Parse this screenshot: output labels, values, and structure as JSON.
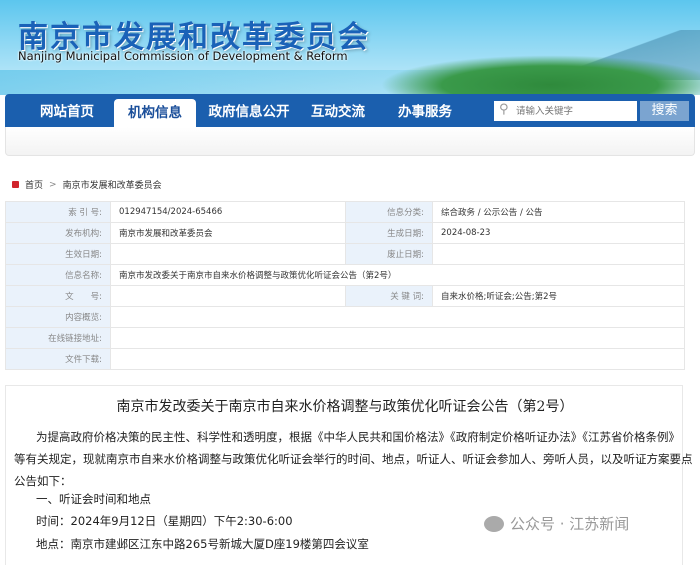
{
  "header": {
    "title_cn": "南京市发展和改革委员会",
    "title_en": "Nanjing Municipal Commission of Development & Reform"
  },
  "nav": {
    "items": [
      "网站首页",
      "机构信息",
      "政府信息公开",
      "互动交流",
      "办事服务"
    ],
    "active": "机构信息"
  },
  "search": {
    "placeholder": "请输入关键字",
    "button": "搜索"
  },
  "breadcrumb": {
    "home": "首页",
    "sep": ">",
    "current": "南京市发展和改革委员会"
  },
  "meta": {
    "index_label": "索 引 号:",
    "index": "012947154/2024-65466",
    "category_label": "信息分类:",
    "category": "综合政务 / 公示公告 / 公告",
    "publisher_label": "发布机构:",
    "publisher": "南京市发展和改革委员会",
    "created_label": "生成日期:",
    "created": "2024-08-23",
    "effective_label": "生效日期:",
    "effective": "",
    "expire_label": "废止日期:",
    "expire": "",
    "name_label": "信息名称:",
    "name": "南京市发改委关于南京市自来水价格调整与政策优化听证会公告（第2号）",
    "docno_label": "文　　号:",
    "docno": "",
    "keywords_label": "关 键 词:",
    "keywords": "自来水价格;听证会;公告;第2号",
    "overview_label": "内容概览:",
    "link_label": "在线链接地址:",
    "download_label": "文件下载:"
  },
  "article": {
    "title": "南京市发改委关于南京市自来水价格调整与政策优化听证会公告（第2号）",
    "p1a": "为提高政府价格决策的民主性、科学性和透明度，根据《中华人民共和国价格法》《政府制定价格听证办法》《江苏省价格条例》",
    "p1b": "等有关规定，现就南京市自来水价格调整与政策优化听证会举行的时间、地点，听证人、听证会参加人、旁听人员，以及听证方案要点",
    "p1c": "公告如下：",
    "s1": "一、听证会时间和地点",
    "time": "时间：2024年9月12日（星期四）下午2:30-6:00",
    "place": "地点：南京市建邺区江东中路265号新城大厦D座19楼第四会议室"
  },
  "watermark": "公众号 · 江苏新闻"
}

◇ ◇ ◇ ◇ ◇

## WHAT YOU WILL DO:
Work out how many lines in the records above hold the string "南京市发展和改革委员会", then give only that count.

## SOLUTION FOR THIS EXERCISE:
3